● **Exercise objective**
Copy out the records below without any changes, from the first line up to and including the line that contains "candle: [452, 67, 459, 91]".

- - - - -

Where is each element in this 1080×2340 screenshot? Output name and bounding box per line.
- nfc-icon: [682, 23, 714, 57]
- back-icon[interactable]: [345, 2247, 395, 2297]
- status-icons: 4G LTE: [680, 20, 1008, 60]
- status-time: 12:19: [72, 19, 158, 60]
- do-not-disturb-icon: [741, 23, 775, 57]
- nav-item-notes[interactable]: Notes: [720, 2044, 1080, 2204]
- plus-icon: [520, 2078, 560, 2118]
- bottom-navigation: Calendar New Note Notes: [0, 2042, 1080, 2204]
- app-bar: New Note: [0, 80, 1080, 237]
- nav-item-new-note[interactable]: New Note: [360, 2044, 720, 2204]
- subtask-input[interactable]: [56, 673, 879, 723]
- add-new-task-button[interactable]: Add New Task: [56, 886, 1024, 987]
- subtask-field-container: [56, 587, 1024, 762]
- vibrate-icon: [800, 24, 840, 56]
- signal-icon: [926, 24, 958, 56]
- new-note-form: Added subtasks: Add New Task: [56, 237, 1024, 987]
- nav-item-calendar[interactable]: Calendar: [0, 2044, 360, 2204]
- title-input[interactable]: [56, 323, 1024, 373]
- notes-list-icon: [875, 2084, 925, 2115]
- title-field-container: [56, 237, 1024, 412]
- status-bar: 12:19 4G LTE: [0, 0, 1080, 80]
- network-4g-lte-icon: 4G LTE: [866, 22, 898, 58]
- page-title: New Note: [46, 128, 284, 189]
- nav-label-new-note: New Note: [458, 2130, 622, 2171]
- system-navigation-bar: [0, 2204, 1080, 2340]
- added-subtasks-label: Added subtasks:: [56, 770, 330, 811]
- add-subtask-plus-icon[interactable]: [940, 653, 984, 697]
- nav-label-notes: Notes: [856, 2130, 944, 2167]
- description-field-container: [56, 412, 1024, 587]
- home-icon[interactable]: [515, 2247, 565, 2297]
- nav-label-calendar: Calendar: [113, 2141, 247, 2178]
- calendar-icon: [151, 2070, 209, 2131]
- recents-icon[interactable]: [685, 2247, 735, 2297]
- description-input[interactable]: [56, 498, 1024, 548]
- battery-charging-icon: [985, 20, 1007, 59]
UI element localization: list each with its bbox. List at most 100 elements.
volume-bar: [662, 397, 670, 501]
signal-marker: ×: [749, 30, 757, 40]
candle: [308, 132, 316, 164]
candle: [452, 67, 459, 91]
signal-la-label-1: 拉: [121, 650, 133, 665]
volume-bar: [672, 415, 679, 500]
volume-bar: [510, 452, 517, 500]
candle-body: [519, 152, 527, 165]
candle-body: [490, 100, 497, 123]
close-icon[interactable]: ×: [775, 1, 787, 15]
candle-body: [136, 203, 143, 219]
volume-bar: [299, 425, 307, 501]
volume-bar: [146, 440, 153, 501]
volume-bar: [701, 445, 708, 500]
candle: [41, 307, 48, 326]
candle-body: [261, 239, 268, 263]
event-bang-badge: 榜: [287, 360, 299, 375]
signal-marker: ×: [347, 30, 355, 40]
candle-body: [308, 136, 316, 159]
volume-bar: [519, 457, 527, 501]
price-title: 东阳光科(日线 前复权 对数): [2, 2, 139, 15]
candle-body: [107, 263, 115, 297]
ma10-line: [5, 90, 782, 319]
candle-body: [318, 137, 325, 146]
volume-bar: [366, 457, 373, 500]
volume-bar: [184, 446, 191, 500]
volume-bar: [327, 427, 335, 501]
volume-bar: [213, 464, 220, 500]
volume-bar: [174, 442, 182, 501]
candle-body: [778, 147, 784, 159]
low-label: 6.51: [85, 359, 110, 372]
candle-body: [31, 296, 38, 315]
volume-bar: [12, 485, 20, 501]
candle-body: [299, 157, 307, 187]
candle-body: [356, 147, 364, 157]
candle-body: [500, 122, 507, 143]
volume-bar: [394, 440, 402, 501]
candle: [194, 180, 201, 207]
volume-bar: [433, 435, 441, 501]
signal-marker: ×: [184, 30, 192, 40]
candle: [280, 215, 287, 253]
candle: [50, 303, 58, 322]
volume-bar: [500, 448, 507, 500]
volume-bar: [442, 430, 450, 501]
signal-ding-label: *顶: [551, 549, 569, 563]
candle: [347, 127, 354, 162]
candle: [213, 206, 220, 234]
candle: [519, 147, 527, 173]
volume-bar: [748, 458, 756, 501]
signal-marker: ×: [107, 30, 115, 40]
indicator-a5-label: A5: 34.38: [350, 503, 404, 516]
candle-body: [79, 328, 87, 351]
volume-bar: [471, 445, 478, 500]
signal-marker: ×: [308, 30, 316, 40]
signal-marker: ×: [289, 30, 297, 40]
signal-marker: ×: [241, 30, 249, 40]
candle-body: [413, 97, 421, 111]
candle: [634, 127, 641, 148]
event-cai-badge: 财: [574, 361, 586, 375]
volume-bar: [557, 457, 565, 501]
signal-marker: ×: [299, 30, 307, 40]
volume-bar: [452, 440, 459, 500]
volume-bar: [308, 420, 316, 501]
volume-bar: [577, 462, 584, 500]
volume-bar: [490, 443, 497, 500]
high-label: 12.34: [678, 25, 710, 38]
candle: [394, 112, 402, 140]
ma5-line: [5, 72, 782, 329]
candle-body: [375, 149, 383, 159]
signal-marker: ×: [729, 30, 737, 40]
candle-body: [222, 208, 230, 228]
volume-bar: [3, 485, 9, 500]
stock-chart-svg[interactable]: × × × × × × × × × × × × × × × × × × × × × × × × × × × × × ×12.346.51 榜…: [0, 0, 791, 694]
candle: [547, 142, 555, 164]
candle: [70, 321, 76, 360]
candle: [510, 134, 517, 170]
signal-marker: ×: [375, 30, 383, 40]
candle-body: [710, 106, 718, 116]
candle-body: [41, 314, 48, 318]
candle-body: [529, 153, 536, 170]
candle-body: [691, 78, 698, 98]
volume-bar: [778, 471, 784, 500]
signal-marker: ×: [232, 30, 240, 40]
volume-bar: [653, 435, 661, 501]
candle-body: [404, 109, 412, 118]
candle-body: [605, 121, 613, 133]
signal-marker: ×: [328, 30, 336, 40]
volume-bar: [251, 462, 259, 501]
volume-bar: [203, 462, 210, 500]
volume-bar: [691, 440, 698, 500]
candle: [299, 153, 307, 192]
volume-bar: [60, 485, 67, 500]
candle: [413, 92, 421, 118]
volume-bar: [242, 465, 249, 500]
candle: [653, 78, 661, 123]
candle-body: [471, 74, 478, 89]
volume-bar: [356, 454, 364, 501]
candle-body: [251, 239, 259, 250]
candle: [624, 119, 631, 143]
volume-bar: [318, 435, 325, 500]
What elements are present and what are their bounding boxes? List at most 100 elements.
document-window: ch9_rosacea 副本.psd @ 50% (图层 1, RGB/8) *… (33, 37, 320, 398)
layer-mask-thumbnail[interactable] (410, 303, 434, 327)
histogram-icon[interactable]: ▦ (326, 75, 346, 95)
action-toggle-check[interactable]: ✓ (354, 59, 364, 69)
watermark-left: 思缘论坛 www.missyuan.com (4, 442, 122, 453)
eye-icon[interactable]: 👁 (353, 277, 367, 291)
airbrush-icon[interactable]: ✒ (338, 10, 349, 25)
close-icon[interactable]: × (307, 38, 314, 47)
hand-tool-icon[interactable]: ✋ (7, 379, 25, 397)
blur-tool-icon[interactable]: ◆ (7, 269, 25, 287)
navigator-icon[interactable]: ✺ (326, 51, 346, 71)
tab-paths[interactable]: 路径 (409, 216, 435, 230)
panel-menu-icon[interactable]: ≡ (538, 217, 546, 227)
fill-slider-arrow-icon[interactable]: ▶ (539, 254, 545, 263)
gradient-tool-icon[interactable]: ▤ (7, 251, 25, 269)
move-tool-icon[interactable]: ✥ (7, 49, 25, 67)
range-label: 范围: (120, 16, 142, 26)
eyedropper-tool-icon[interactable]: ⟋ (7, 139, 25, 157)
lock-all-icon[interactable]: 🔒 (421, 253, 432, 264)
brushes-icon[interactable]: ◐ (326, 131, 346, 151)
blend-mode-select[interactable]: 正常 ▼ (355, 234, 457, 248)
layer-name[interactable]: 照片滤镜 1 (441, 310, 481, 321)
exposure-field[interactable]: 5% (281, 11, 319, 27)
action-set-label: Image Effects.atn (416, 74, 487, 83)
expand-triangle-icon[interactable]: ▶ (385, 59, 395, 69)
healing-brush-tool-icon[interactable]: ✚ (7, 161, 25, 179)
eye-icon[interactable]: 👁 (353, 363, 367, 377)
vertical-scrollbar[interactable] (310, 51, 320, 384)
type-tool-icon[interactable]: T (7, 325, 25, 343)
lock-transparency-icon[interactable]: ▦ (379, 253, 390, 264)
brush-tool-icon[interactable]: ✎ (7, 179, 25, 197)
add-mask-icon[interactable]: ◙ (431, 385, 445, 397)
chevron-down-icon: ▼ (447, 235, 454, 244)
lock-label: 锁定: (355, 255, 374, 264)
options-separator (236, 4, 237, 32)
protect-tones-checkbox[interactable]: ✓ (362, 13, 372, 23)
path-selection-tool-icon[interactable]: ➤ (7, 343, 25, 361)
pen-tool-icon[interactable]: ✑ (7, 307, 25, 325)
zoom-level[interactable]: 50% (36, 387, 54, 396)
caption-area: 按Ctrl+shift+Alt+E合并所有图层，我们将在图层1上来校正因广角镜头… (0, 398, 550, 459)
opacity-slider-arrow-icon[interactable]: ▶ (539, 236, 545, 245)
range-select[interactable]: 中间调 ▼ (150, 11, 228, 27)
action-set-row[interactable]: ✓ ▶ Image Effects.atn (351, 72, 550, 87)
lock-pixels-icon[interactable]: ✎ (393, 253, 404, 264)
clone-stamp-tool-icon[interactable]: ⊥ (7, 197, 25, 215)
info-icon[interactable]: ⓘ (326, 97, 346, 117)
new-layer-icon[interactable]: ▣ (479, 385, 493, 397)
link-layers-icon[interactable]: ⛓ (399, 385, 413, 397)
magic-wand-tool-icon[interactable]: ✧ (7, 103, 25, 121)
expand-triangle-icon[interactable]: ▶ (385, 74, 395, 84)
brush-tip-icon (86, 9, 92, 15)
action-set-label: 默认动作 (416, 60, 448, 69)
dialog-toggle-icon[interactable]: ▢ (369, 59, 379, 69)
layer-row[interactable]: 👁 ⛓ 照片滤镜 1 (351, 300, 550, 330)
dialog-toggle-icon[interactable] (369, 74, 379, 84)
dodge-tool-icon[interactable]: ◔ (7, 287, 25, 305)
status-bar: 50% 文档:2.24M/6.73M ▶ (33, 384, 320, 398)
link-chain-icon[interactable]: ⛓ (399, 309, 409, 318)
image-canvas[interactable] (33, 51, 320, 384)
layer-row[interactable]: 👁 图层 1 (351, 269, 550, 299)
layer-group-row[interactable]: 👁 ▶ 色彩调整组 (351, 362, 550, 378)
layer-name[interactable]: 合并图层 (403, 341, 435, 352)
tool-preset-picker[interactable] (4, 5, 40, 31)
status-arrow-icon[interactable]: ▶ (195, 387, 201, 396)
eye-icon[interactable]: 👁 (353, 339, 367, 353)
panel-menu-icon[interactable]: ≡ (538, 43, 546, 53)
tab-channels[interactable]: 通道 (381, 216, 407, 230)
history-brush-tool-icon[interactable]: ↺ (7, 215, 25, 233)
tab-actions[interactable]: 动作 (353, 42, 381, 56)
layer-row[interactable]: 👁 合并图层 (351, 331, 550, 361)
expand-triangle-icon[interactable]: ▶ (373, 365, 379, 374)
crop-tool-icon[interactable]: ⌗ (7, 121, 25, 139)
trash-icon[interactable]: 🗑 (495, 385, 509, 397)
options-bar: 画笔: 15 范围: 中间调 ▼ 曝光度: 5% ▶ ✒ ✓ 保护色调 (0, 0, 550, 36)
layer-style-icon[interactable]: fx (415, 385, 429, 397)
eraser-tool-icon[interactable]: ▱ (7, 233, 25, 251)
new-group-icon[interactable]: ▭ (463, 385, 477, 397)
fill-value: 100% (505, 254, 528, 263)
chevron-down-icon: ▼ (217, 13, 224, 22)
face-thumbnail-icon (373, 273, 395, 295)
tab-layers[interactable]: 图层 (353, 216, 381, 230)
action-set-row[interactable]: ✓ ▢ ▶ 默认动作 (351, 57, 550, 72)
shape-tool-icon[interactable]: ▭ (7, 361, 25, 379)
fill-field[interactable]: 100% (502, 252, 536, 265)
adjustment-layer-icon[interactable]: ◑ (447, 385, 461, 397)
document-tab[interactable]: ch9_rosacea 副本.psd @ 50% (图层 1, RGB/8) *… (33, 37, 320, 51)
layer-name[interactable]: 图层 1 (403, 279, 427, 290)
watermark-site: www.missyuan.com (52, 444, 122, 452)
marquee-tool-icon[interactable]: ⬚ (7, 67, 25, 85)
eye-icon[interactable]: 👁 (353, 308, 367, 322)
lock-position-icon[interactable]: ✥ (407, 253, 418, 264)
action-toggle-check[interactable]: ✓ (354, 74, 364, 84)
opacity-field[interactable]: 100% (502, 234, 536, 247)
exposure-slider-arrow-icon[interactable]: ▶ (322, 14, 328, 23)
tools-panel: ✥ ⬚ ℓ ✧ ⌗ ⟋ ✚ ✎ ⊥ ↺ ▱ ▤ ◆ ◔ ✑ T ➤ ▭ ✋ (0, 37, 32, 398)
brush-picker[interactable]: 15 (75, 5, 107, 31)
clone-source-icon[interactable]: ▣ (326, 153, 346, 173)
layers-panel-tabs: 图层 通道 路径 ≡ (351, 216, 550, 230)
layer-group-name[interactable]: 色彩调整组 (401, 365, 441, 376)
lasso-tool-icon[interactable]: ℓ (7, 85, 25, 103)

- - - - -

● **Result for this exercise**
Where is each element in this 1080×2340 screenshot? Output name and bounding box per line.
- nfc-icon: [682, 23, 714, 57]
- back-icon[interactable]: [345, 2247, 395, 2297]
- status-icons: 4G LTE: [680, 20, 1008, 60]
- status-time: 12:19: [72, 19, 158, 60]
- do-not-disturb-icon: [741, 23, 775, 57]
- nav-item-notes[interactable]: Notes: [720, 2044, 1080, 2204]
- plus-icon: [520, 2078, 560, 2118]
- bottom-navigation: Calendar New Note Notes: [0, 2042, 1080, 2204]
- app-bar: New Note: [0, 80, 1080, 237]
- nav-item-new-note[interactable]: New Note: [360, 2044, 720, 2204]
- subtask-input[interactable]: [56, 673, 879, 723]
- add-new-task-button[interactable]: Add New Task: [56, 886, 1024, 987]
- subtask-field-container: [56, 587, 1024, 762]
- vibrate-icon: [800, 24, 840, 56]
- signal-icon: [926, 24, 958, 56]
- new-note-form: Added subtasks: Add New Task: [56, 237, 1024, 987]
- nav-item-calendar[interactable]: Calendar: [0, 2044, 360, 2204]
- title-input[interactable]: [56, 323, 1024, 373]
- notes-list-icon: [875, 2084, 925, 2115]
- title-field-container: [56, 237, 1024, 412]
- status-bar: 12:19 4G LTE: [0, 0, 1080, 80]
- network-4g-lte-icon: 4G LTE: [866, 22, 898, 58]
- page-title: New Note: [46, 128, 284, 189]
- nav-label-new-note: New Note: [458, 2130, 622, 2171]
- system-navigation-bar: [0, 2204, 1080, 2340]
- added-subtasks-label: Added subtasks:: [56, 770, 330, 811]
- add-subtask-plus-icon[interactable]: [940, 653, 984, 697]
- nav-label-notes: Notes: [856, 2130, 944, 2167]
- description-field-container: [56, 412, 1024, 587]
- home-icon[interactable]: [515, 2247, 565, 2297]
- nav-label-calendar: Calendar: [113, 2141, 247, 2178]
- calendar-icon: [151, 2070, 209, 2131]
- recents-icon[interactable]: [685, 2247, 735, 2297]
- description-input[interactable]: [56, 498, 1024, 548]
- battery-charging-icon: [985, 20, 1007, 59]
UI element localization: list each with its bbox. List at most 100 elements.
volume-bar: [662, 397, 670, 501]
signal-marker: ×: [749, 30, 757, 40]
candle: [308, 132, 316, 164]
candle: [452, 67, 459, 91]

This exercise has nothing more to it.